- _Task requirements_
Wherever a line holds the string "reaksi", copy that line.

- _Recorded data_
========================================

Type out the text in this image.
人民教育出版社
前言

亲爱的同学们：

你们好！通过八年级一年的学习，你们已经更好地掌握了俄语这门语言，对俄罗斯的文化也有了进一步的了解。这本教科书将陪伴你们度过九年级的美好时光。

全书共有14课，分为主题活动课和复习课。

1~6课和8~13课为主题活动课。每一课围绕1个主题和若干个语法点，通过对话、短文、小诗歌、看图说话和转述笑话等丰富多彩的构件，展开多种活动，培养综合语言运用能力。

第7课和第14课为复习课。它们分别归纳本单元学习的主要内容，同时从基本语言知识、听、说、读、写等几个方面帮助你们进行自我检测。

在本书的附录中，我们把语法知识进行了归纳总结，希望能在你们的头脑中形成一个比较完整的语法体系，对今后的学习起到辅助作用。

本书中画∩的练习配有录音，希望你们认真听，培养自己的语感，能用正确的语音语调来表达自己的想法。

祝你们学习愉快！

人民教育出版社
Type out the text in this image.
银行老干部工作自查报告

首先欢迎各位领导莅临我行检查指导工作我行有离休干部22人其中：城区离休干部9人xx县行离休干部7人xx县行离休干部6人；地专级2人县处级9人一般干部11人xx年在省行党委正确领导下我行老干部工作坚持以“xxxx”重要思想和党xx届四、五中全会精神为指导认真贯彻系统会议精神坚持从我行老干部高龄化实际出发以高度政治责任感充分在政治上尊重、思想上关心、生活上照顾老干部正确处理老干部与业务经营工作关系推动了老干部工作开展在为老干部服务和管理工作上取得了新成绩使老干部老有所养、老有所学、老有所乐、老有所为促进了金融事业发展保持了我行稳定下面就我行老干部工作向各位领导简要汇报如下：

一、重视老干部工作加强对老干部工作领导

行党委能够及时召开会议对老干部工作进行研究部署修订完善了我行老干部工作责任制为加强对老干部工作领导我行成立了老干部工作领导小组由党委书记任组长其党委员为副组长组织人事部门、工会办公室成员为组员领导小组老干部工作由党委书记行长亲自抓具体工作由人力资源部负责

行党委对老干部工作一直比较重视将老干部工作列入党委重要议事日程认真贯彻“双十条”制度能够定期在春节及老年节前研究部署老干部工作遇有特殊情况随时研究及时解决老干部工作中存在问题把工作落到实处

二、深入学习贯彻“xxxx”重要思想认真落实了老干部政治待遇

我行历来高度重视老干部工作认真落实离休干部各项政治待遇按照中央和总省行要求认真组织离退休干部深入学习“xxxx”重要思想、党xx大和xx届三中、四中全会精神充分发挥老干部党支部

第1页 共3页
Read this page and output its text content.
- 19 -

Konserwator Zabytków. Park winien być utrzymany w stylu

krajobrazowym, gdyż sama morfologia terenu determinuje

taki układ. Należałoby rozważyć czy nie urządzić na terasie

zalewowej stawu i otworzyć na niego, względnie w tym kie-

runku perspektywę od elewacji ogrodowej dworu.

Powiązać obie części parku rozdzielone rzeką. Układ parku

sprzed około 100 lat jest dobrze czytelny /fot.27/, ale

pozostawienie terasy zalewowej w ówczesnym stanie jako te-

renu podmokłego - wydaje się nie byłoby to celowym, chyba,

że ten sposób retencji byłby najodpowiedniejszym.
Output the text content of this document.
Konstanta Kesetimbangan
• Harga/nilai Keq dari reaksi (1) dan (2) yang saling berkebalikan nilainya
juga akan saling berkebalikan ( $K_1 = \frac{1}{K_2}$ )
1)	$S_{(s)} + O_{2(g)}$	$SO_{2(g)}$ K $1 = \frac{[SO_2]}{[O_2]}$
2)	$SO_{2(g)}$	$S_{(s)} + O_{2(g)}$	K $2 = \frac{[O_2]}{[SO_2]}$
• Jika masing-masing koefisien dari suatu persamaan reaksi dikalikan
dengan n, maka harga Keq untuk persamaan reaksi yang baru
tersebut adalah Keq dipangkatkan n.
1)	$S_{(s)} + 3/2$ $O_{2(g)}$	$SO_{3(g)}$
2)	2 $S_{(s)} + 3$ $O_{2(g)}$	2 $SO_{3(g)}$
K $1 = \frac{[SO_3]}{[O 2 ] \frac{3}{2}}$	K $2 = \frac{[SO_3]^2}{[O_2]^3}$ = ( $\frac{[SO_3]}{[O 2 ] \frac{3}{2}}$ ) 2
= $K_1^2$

========================================

- _Output of the task_
• Harga/nilai Keq dari reaksi (1) dan (2) yang saling berkebalikan nilainya
• Jika masing-masing koefisien dari suatu persamaan reaksi dikalikan
dengan n, maka harga Keq untuk persamaan reaksi yang baru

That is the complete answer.